**WHAT TO PRODUCE:**
Show every line that has the string "screenshot" in it.

[Start of EXERCISE MATERIAL]

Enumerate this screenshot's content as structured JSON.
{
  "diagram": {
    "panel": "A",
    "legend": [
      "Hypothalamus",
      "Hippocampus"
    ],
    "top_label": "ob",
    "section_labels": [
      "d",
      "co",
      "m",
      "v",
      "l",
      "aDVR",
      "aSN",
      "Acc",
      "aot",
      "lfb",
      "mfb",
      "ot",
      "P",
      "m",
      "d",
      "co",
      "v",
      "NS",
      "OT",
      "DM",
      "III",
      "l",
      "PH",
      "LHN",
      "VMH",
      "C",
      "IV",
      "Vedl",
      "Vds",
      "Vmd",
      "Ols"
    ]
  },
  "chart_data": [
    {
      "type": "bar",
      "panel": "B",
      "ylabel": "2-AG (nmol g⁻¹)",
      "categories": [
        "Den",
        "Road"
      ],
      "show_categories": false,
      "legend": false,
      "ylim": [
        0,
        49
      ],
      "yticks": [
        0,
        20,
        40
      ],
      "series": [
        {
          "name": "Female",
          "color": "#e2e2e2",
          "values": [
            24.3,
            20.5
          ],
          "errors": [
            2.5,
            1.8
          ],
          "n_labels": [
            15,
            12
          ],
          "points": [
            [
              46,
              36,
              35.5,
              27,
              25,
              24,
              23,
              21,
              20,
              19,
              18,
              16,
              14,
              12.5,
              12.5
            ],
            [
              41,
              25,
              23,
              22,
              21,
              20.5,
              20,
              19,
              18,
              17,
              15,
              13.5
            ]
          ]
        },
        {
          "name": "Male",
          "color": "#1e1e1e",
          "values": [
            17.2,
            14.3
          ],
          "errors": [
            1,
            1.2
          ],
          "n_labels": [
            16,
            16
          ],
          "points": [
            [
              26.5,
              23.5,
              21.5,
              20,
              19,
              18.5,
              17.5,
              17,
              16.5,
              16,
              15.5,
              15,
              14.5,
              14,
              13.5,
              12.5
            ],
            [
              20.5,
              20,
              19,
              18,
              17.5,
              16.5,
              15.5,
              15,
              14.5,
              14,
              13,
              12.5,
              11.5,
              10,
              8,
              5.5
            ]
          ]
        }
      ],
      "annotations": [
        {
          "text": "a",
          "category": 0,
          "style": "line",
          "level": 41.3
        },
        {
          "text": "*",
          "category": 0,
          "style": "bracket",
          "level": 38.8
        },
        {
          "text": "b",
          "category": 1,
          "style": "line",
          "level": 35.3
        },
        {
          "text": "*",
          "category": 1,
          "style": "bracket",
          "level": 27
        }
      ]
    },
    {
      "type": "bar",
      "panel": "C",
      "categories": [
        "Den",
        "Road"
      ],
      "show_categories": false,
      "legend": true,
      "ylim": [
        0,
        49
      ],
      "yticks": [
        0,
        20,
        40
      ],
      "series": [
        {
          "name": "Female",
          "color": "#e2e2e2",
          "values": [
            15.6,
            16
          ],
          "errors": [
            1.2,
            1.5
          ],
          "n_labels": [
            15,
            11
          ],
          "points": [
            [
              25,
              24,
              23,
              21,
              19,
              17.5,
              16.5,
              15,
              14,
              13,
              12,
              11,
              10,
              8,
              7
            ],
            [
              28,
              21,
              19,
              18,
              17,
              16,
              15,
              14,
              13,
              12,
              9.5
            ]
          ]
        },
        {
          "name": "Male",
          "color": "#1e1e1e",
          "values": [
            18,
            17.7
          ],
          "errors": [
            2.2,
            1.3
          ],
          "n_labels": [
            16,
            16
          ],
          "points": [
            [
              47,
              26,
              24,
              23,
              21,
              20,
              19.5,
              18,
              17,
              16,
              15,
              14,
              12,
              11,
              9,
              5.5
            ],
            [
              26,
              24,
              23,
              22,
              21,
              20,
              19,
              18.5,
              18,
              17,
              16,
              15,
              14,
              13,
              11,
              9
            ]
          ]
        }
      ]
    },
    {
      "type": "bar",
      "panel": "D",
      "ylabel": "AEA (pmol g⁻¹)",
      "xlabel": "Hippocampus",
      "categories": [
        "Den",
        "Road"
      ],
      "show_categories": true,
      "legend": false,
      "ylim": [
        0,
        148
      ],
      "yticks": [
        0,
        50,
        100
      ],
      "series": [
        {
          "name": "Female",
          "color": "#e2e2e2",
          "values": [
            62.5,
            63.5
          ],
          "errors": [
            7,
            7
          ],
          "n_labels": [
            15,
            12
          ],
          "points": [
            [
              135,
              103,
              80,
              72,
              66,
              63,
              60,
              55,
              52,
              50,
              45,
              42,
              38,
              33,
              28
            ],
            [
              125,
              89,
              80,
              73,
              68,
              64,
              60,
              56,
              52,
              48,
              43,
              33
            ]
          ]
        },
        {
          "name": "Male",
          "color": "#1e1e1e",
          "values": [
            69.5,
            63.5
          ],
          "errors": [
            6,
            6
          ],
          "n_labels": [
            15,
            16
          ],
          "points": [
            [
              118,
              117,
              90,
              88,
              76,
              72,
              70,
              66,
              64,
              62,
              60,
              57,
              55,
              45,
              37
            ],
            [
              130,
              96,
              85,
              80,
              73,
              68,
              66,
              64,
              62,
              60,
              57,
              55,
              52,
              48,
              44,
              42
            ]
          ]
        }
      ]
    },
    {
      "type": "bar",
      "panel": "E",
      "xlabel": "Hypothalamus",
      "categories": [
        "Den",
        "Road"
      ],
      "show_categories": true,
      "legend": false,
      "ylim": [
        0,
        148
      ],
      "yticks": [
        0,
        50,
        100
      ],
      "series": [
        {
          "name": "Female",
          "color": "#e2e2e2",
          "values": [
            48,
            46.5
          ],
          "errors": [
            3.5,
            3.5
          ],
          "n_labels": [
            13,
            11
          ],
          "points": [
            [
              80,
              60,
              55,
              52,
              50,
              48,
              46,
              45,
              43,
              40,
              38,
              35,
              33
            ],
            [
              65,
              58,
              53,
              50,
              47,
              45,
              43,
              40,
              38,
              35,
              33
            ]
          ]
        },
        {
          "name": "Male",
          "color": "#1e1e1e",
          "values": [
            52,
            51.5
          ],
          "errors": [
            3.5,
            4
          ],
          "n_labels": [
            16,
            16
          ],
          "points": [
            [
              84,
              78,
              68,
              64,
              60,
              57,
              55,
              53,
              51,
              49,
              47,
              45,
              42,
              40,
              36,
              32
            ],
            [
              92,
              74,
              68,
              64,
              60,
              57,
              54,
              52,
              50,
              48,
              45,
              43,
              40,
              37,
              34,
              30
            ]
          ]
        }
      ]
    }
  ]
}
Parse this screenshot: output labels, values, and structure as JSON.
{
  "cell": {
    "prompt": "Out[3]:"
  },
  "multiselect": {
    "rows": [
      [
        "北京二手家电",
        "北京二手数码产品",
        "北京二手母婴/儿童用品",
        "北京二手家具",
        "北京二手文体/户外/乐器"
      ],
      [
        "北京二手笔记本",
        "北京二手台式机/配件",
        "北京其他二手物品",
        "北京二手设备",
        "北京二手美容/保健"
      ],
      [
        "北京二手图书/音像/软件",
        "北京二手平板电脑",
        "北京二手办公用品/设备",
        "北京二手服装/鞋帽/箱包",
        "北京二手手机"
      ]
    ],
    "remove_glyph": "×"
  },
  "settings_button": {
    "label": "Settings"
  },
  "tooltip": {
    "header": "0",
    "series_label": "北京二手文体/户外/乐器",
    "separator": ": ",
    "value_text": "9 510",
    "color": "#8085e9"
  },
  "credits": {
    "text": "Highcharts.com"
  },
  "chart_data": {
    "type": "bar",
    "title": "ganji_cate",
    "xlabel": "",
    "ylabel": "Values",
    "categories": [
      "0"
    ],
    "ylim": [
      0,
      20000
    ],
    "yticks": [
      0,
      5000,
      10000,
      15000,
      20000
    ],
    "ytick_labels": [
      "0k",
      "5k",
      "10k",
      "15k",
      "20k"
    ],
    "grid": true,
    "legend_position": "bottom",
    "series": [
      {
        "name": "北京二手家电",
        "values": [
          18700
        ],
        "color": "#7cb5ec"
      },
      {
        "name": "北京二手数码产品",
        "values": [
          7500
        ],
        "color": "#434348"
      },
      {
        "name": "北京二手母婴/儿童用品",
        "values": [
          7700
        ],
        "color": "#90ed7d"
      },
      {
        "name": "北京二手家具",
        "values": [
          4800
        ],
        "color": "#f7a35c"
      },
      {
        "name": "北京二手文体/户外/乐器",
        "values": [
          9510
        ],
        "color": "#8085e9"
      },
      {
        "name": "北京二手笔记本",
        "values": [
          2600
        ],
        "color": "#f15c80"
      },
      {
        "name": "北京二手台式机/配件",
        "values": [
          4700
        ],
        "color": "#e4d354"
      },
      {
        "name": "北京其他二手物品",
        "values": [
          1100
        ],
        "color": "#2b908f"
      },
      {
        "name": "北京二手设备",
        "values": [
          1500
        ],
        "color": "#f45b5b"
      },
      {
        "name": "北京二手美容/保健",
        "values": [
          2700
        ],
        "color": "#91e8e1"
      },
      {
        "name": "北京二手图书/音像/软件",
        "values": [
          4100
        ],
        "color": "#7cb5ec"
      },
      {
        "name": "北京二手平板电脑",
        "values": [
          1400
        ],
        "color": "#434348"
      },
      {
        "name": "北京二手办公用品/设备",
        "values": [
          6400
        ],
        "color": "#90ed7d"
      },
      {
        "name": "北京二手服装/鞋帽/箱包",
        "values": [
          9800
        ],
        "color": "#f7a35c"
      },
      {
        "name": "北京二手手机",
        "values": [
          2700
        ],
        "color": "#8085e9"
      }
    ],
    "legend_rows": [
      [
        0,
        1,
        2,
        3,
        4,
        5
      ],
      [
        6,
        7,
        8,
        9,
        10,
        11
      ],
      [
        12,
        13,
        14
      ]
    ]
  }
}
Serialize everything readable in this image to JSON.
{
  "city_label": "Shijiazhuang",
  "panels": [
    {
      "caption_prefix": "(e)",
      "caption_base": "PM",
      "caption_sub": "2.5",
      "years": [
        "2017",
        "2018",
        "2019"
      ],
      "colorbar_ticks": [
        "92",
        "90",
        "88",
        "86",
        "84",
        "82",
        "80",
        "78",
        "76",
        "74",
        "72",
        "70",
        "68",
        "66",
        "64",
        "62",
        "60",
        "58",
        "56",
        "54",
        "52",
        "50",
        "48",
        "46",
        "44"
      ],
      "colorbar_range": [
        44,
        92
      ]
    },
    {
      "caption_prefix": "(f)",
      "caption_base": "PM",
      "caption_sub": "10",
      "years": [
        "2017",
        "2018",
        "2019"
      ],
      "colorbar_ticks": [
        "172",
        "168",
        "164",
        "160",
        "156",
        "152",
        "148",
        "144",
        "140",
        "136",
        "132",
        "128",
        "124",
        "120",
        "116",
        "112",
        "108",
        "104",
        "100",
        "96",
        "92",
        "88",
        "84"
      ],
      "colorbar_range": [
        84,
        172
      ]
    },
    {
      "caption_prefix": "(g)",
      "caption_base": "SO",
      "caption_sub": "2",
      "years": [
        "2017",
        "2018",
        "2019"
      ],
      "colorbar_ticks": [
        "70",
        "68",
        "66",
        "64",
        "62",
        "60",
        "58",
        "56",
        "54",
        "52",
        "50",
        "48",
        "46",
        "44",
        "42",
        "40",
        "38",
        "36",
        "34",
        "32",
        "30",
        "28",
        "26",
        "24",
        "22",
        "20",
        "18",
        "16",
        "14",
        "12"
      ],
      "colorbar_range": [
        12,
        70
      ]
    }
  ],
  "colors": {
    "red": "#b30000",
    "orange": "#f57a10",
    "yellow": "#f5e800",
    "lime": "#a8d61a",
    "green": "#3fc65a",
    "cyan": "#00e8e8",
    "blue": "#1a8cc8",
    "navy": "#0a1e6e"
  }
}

[End of EXERCISE MATERIAL]

**FINAL RESULT:**
Enumerate this screenshot's content as structured JSON.
Parse this screenshot: output labels, values, and structure as JSON.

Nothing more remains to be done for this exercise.